►
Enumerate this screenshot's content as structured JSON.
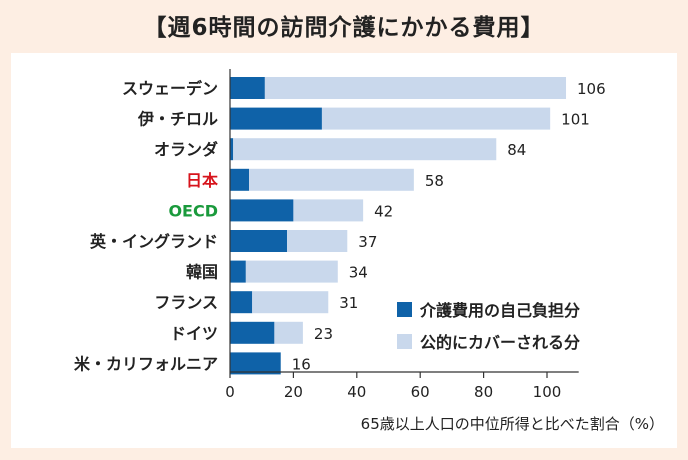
{
  "title": "【週6時間の訪問介護にかかる費用】",
  "chart_data": {
    "type": "bar",
    "orientation": "horizontal",
    "stacked": true,
    "categories": [
      "スウェーデン",
      "伊・チロル",
      "オランダ",
      "日本",
      "OECD",
      "英・イングランド",
      "韓国",
      "フランス",
      "ドイツ",
      "米・カリフォルニア"
    ],
    "category_colors": [
      "#222222",
      "#222222",
      "#222222",
      "#d7141c",
      "#1a9a3c",
      "#222222",
      "#222222",
      "#222222",
      "#222222",
      "#222222"
    ],
    "totals": [
      106,
      101,
      84,
      58,
      42,
      37,
      34,
      31,
      23,
      16
    ],
    "total_labels": [
      "106",
      "101",
      "84",
      "58",
      "42",
      "37",
      "34",
      "31",
      "23",
      "16"
    ],
    "series": [
      {
        "name": "介護費用の自己負担分",
        "color": "#0f62a8",
        "values": [
          11,
          29,
          1,
          6,
          20,
          18,
          5,
          7,
          14,
          16
        ]
      },
      {
        "name": "公的にカバーされる分",
        "color": "#c9d8ec",
        "values": [
          95,
          72,
          83,
          52,
          22,
          19,
          29,
          24,
          9,
          0
        ]
      }
    ],
    "xlim": [
      0,
      110
    ],
    "xticks": [
      0,
      20,
      40,
      60,
      80,
      100
    ],
    "xtick_labels": [
      "0",
      "20",
      "40",
      "60",
      "80",
      "100"
    ],
    "xlabel": "65歳以上人口の中位所得と比べた割合（%）",
    "legend_position": "lower-right",
    "grid": false
  }
}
◄
* WRITTEN REQUEST:
Without the images, write out each line of the data verbatim.

* RIGHT ANSWER:
Enumerate this screenshot's content as structured JSON.
{
  "title": "【週6時間の訪問介護にかかる費用】",
  "chart_data": {
    "type": "bar",
    "orientation": "horizontal",
    "stacked": true,
    "categories": [
      "スウェーデン",
      "伊・チロル",
      "オランダ",
      "日本",
      "OECD",
      "英・イングランド",
      "韓国",
      "フランス",
      "ドイツ",
      "米・カリフォルニア"
    ],
    "category_colors": [
      "#222222",
      "#222222",
      "#222222",
      "#d7141c",
      "#1a9a3c",
      "#222222",
      "#222222",
      "#222222",
      "#222222",
      "#222222"
    ],
    "totals": [
      106,
      101,
      84,
      58,
      42,
      37,
      34,
      31,
      23,
      16
    ],
    "total_labels": [
      "106",
      "101",
      "84",
      "58",
      "42",
      "37",
      "34",
      "31",
      "23",
      "16"
    ],
    "series": [
      {
        "name": "介護費用の自己負担分",
        "color": "#0f62a8",
        "values": [
          11,
          29,
          1,
          6,
          20,
          18,
          5,
          7,
          14,
          16
        ]
      },
      {
        "name": "公的にカバーされる分",
        "color": "#c9d8ec",
        "values": [
          95,
          72,
          83,
          52,
          22,
          19,
          29,
          24,
          9,
          0
        ]
      }
    ],
    "xlim": [
      0,
      110
    ],
    "xticks": [
      0,
      20,
      40,
      60,
      80,
      100
    ],
    "xtick_labels": [
      "0",
      "20",
      "40",
      "60",
      "80",
      "100"
    ],
    "xlabel": "65歳以上人口の中位所得と比べた割合（%）",
    "legend_position": "lower-right",
    "grid": false
  }
}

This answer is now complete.